Stored data
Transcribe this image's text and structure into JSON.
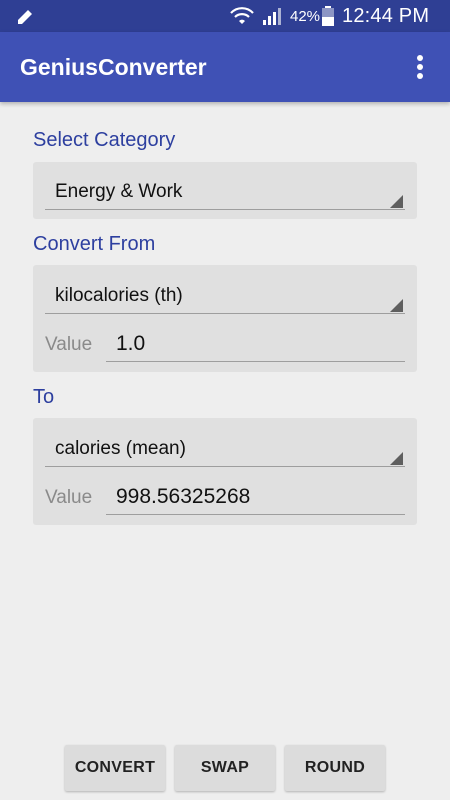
{
  "status_bar": {
    "battery_percent": "42%",
    "time": "12:44 PM",
    "icons": [
      "pencil-icon",
      "wifi-icon",
      "signal-icon",
      "battery-icon"
    ]
  },
  "app_bar": {
    "title": "GeniusConverter",
    "menu_icon": "more-vert-icon"
  },
  "category": {
    "label": "Select Category",
    "selected": "Energy & Work"
  },
  "from": {
    "label": "Convert From",
    "unit": "kilocalories (th)",
    "value_label": "Value",
    "value": "1.0"
  },
  "to": {
    "label": "To",
    "unit": "calories (mean)",
    "value_label": "Value",
    "value": "998.56325268"
  },
  "buttons": {
    "convert": "CONVERT",
    "swap": "SWAP",
    "round": "ROUND"
  },
  "colors": {
    "status_bar": "#2f3f94",
    "app_bar": "#3f51b5",
    "accent_text": "#2d3f9f",
    "background": "#eeeeee"
  }
}
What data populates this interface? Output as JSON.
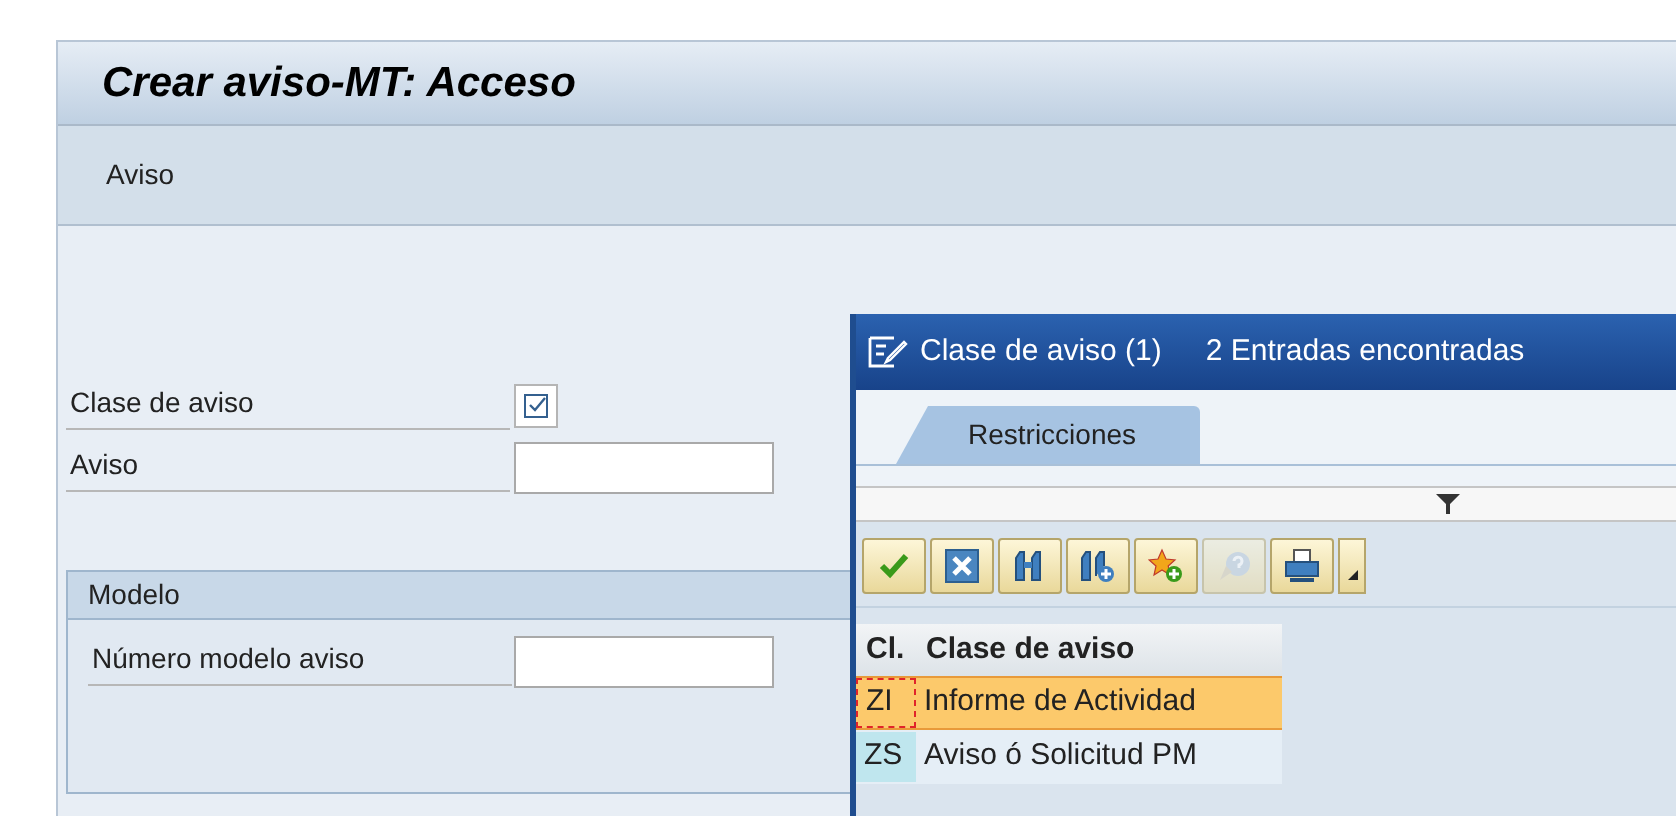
{
  "window": {
    "title": "Crear aviso-MT: Acceso"
  },
  "menu_bar": [
    "Aviso"
  ],
  "fields": [
    {
      "label": "Clase de aviso",
      "kind": "f4"
    },
    {
      "label": "Aviso",
      "kind": "input"
    }
  ],
  "group": {
    "title": "Modelo",
    "fields": [
      {
        "label": "Número modelo aviso",
        "kind": "input"
      }
    ]
  },
  "popup": {
    "title": "Clase de aviso (1)",
    "count": "2 Entradas encontradas",
    "tabs": [
      {
        "label": "Restricciones",
        "selected": true
      }
    ],
    "toolbar": [
      {
        "kind": "check",
        "disabled": false
      },
      {
        "kind": "cancel",
        "disabled": false
      },
      {
        "kind": "find",
        "disabled": false
      },
      {
        "kind": "find-next",
        "disabled": false
      },
      {
        "kind": "favorite",
        "disabled": false
      },
      {
        "kind": "help",
        "disabled": true
      },
      {
        "kind": "print",
        "disabled": false
      }
    ],
    "columns": [
      "Cl.",
      "Clase de aviso"
    ],
    "rows": [
      {
        "cells": [
          "ZI",
          "Informe de Actividad"
        ],
        "selected": true
      },
      {
        "cells": [
          "ZS",
          "Aviso ó Solicitud PM"
        ],
        "selected": false
      }
    ]
  }
}
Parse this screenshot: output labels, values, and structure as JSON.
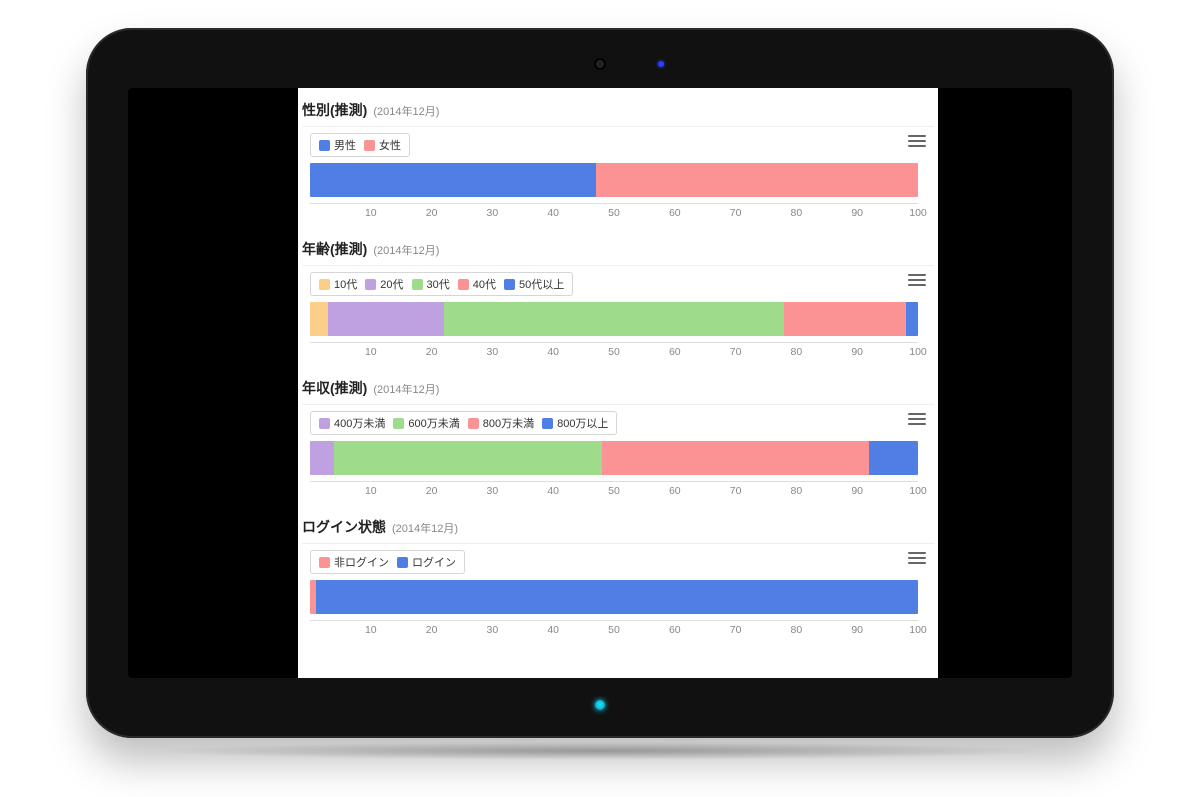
{
  "date_label": "(2014年12月)",
  "axis_ticks": [
    10,
    20,
    30,
    40,
    50,
    60,
    70,
    80,
    90,
    100
  ],
  "colors": {
    "blue": "#4f7ee5",
    "pink": "#fb9394",
    "orange": "#fbce8a",
    "purple": "#bfa0e0",
    "green": "#9edc8b"
  },
  "charts": [
    {
      "id": "gender",
      "title": "性別(推測)",
      "series": [
        {
          "name": "男性",
          "color": "blue",
          "value": 47
        },
        {
          "name": "女性",
          "color": "pink",
          "value": 53
        }
      ]
    },
    {
      "id": "age",
      "title": "年齢(推測)",
      "series": [
        {
          "name": "10代",
          "color": "orange",
          "value": 3
        },
        {
          "name": "20代",
          "color": "purple",
          "value": 19
        },
        {
          "name": "30代",
          "color": "green",
          "value": 56
        },
        {
          "name": "40代",
          "color": "pink",
          "value": 20
        },
        {
          "name": "50代以上",
          "color": "blue",
          "value": 2
        }
      ]
    },
    {
      "id": "income",
      "title": "年収(推測)",
      "series": [
        {
          "name": "400万未満",
          "color": "purple",
          "value": 4
        },
        {
          "name": "600万未満",
          "color": "green",
          "value": 44
        },
        {
          "name": "800万未満",
          "color": "pink",
          "value": 44
        },
        {
          "name": "800万以上",
          "color": "blue",
          "value": 8
        }
      ]
    },
    {
      "id": "login",
      "title": "ログイン状態",
      "series": [
        {
          "name": "非ログイン",
          "color": "pink",
          "value": 1
        },
        {
          "name": "ログイン",
          "color": "blue",
          "value": 99
        }
      ]
    }
  ],
  "chart_data": [
    {
      "type": "bar",
      "title": "性別(推測) (2014年12月)",
      "orientation": "horizontal-stacked-100",
      "xlabel": "",
      "ylabel": "",
      "xlim": [
        0,
        100
      ],
      "categories": [
        ""
      ],
      "series": [
        {
          "name": "男性",
          "values": [
            47
          ]
        },
        {
          "name": "女性",
          "values": [
            53
          ]
        }
      ],
      "x_ticks": [
        10,
        20,
        30,
        40,
        50,
        60,
        70,
        80,
        90,
        100
      ]
    },
    {
      "type": "bar",
      "title": "年齢(推測) (2014年12月)",
      "orientation": "horizontal-stacked-100",
      "xlabel": "",
      "ylabel": "",
      "xlim": [
        0,
        100
      ],
      "categories": [
        ""
      ],
      "series": [
        {
          "name": "10代",
          "values": [
            3
          ]
        },
        {
          "name": "20代",
          "values": [
            19
          ]
        },
        {
          "name": "30代",
          "values": [
            56
          ]
        },
        {
          "name": "40代",
          "values": [
            20
          ]
        },
        {
          "name": "50代以上",
          "values": [
            2
          ]
        }
      ],
      "x_ticks": [
        10,
        20,
        30,
        40,
        50,
        60,
        70,
        80,
        90,
        100
      ]
    },
    {
      "type": "bar",
      "title": "年収(推測) (2014年12月)",
      "orientation": "horizontal-stacked-100",
      "xlabel": "",
      "ylabel": "",
      "xlim": [
        0,
        100
      ],
      "categories": [
        ""
      ],
      "series": [
        {
          "name": "400万未満",
          "values": [
            4
          ]
        },
        {
          "name": "600万未満",
          "values": [
            44
          ]
        },
        {
          "name": "800万未満",
          "values": [
            44
          ]
        },
        {
          "name": "800万以上",
          "values": [
            8
          ]
        }
      ],
      "x_ticks": [
        10,
        20,
        30,
        40,
        50,
        60,
        70,
        80,
        90,
        100
      ]
    },
    {
      "type": "bar",
      "title": "ログイン状態 (2014年12月)",
      "orientation": "horizontal-stacked-100",
      "xlabel": "",
      "ylabel": "",
      "xlim": [
        0,
        100
      ],
      "categories": [
        ""
      ],
      "series": [
        {
          "name": "非ログイン",
          "values": [
            1
          ]
        },
        {
          "name": "ログイン",
          "values": [
            99
          ]
        }
      ],
      "x_ticks": [
        10,
        20,
        30,
        40,
        50,
        60,
        70,
        80,
        90,
        100
      ]
    }
  ]
}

WHAT THE EXERCISE ASKS:
Every line of the data should be copied as it stands, without the images.

RESULT OF THE TASK:
Transcribe this image's text and structure into JSON.
{
  "status_bar": {
    "battery_percent": "42%",
    "time": "12:44 PM",
    "icons": [
      "pencil-icon",
      "wifi-icon",
      "signal-icon",
      "battery-icon"
    ]
  },
  "app_bar": {
    "title": "GeniusConverter",
    "menu_icon": "more-vert-icon"
  },
  "category": {
    "label": "Select Category",
    "selected": "Energy & Work"
  },
  "from": {
    "label": "Convert From",
    "unit": "kilocalories (th)",
    "value_label": "Value",
    "value": "1.0"
  },
  "to": {
    "label": "To",
    "unit": "calories (mean)",
    "value_label": "Value",
    "value": "998.56325268"
  },
  "buttons": {
    "convert": "CONVERT",
    "swap": "SWAP",
    "round": "ROUND"
  },
  "colors": {
    "status_bar": "#2f3f94",
    "app_bar": "#3f51b5",
    "accent_text": "#2d3f9f",
    "background": "#eeeeee"
  }
}
What data populates this interface? Output as JSON.
{
  "window": {
    "title": "Crear aviso-MT: Acceso"
  },
  "menu_bar": [
    "Aviso"
  ],
  "fields": [
    {
      "label": "Clase de aviso",
      "kind": "f4"
    },
    {
      "label": "Aviso",
      "kind": "input"
    }
  ],
  "group": {
    "title": "Modelo",
    "fields": [
      {
        "label": "Número modelo aviso",
        "kind": "input"
      }
    ]
  },
  "popup": {
    "title": "Clase de aviso (1)",
    "count": "2 Entradas encontradas",
    "tabs": [
      {
        "label": "Restricciones",
        "selected": true
      }
    ],
    "toolbar": [
      {
        "kind": "check",
        "disabled": false
      },
      {
        "kind": "cancel",
        "disabled": false
      },
      {
        "kind": "find",
        "disabled": false
      },
      {
        "kind": "find-next",
        "disabled": false
      },
      {
        "kind": "favorite",
        "disabled": false
      },
      {
        "kind": "help",
        "disabled": true
      },
      {
        "kind": "print",
        "disabled": false
      }
    ],
    "columns": [
      "Cl.",
      "Clase de aviso"
    ],
    "rows": [
      {
        "cells": [
          "ZI",
          "Informe de Actividad"
        ],
        "selected": true
      },
      {
        "cells": [
          "ZS",
          "Aviso ó Solicitud PM"
        ],
        "selected": false
      }
    ]
  }
}
Parse this screenshot: output labels, values, and structure as JSON.
{
  "date_label": "(2014年12月)",
  "axis_ticks": [
    10,
    20,
    30,
    40,
    50,
    60,
    70,
    80,
    90,
    100
  ],
  "colors": {
    "blue": "#4f7ee5",
    "pink": "#fb9394",
    "orange": "#fbce8a",
    "purple": "#bfa0e0",
    "green": "#9edc8b"
  },
  "charts": [
    {
      "id": "gender",
      "title": "性別(推測)",
      "series": [
        {
          "name": "男性",
          "color": "blue",
          "value": 47
        },
        {
          "name": "女性",
          "color": "pink",
          "value": 53
        }
      ]
    },
    {
      "id": "age",
      "title": "年齢(推測)",
      "series": [
        {
          "name": "10代",
          "color": "orange",
          "value": 3
        },
        {
          "name": "20代",
          "color": "purple",
          "value": 19
        },
        {
          "name": "30代",
          "color": "green",
          "value": 56
        },
        {
          "name": "40代",
          "color": "pink",
          "value": 20
        },
        {
          "name": "50代以上",
          "color": "blue",
          "value": 2
        }
      ]
    },
    {
      "id": "income",
      "title": "年収(推測)",
      "series": [
        {
          "name": "400万未満",
          "color": "purple",
          "value": 4
        },
        {
          "name": "600万未満",
          "color": "green",
          "value": 44
        },
        {
          "name": "800万未満",
          "color": "pink",
          "value": 44
        },
        {
          "name": "800万以上",
          "color": "blue",
          "value": 8
        }
      ]
    },
    {
      "id": "login",
      "title": "ログイン状態",
      "series": [
        {
          "name": "非ログイン",
          "color": "pink",
          "value": 1
        },
        {
          "name": "ログイン",
          "color": "blue",
          "value": 99
        }
      ]
    }
  ],
  "chart_data": [
    {
      "type": "bar",
      "title": "性別(推測) (2014年12月)",
      "orientation": "horizontal-stacked-100",
      "xlabel": "",
      "ylabel": "",
      "xlim": [
        0,
        100
      ],
      "categories": [
        ""
      ],
      "series": [
        {
          "name": "男性",
          "values": [
            47
          ]
        },
        {
          "name": "女性",
          "values": [
            53
          ]
        }
      ],
      "x_ticks": [
        10,
        20,
        30,
        40,
        50,
        60,
        70,
        80,
        90,
        100
      ]
    },
    {
      "type": "bar",
      "title": "年齢(推測) (2014年12月)",
      "orientation": "horizontal-stacked-100",
      "xlabel": "",
      "ylabel": "",
      "xlim": [
        0,
        100
      ],
      "categories": [
        ""
      ],
      "series": [
        {
          "name": "10代",
          "values": [
            3
          ]
        },
        {
          "name": "20代",
          "values": [
            19
          ]
        },
        {
          "name": "30代",
          "values": [
            56
          ]
        },
        {
          "name": "40代",
          "values": [
            20
          ]
        },
        {
          "name": "50代以上",
          "values": [
            2
          ]
        }
      ],
      "x_ticks": [
        10,
        20,
        30,
        40,
        50,
        60,
        70,
        80,
        90,
        100
      ]
    },
    {
      "type": "bar",
      "title": "年収(推測) (2014年12月)",
      "orientation": "horizontal-stacked-100",
      "xlabel": "",
      "ylabel": "",
      "xlim": [
        0,
        100
      ],
      "categories": [
        ""
      ],
      "series": [
        {
          "name": "400万未満",
          "values": [
            4
          ]
        },
        {
          "name": "600万未満",
          "values": [
            44
          ]
        },
        {
          "name": "800万未満",
          "values": [
            44
          ]
        },
        {
          "name": "800万以上",
          "values": [
            8
          ]
        }
      ],
      "x_ticks": [
        10,
        20,
        30,
        40,
        50,
        60,
        70,
        80,
        90,
        100
      ]
    },
    {
      "type": "bar",
      "title": "ログイン状態 (2014年12月)",
      "orientation": "horizontal-stacked-100",
      "xlabel": "",
      "ylabel": "",
      "xlim": [
        0,
        100
      ],
      "categories": [
        ""
      ],
      "series": [
        {
          "name": "非ログイン",
          "values": [
            1
          ]
        },
        {
          "name": "ログイン",
          "values": [
            99
          ]
        }
      ],
      "x_ticks": [
        10,
        20,
        30,
        40,
        50,
        60,
        70,
        80,
        90,
        100
      ]
    }
  ]
}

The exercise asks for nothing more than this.